> _BRIEF_
Reproduce all the entries exactly.

Collected data
%%
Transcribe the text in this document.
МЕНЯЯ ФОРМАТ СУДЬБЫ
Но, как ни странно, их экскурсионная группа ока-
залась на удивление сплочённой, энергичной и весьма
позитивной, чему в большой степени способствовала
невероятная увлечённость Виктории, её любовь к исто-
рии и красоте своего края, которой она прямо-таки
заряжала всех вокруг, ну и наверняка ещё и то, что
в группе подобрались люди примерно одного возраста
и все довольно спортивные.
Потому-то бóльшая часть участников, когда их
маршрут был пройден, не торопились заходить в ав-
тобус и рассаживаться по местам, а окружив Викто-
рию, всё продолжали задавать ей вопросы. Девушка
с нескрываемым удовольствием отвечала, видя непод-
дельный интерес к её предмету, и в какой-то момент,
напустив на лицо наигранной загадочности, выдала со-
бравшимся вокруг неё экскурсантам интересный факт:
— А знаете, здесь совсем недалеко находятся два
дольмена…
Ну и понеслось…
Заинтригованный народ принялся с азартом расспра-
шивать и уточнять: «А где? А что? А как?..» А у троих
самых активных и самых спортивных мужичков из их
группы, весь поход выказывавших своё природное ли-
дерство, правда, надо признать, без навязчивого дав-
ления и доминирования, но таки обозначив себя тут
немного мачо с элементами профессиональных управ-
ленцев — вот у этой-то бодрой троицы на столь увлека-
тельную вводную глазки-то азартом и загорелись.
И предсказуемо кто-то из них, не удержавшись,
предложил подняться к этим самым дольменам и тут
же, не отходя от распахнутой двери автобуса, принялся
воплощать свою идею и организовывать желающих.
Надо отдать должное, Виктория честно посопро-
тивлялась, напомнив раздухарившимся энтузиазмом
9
%%
> _RESULT_
Transcribe the text in this document.
МЕНЯЯ ФОРМАТ СУДЬБЫ
Но, как ни странно, их экскурсионная группа ока-
залась на удивление сплочённой, энергичной и весьма
позитивной, чему в большой степени способствовала
невероятная увлечённость Виктории, её любовь к исто-
рии и красоте своего края, которой она прямо-таки
заряжала всех вокруг, ну и наверняка ещё и то, что
в группе подобрались люди примерно одного возраста
и все довольно спортивные.
Потому-то бóльшая часть участников, когда их
маршрут был пройден, не торопились заходить в ав-
тобус и рассаживаться по местам, а окружив Викто-
рию, всё продолжали задавать ей вопросы. Девушка
с нескрываемым удовольствием отвечала, видя непод-
дельный интерес к её предмету, и в какой-то момент,
напустив на лицо наигранной загадочности, выдала со-
бравшимся вокруг неё экскурсантам интересный факт:
— А знаете, здесь совсем недалеко находятся два
дольмена…
Ну и понеслось…
Заинтригованный народ принялся с азартом расспра-
шивать и уточнять: «А где? А что? А как?..» А у троих
самых активных и самых спортивных мужичков из их
группы, весь поход выказывавших своё природное ли-
дерство, правда, надо признать, без навязчивого дав-
ления и доминирования, но таки обозначив себя тут
немного мачо с элементами профессиональных управ-
ленцев — вот у этой-то бодрой троицы на столь увлека-
тельную вводную глазки-то азартом и загорелись.
И предсказуемо кто-то из них, не удержавшись,
предложил подняться к этим самым дольменам и тут
же, не отходя от распахнутой двери автобуса, принялся
воплощать свою идею и организовывать желающих.
Надо отдать должное, Виктория честно посопро-
тивлялась, напомнив раздухарившимся энтузиазмом
9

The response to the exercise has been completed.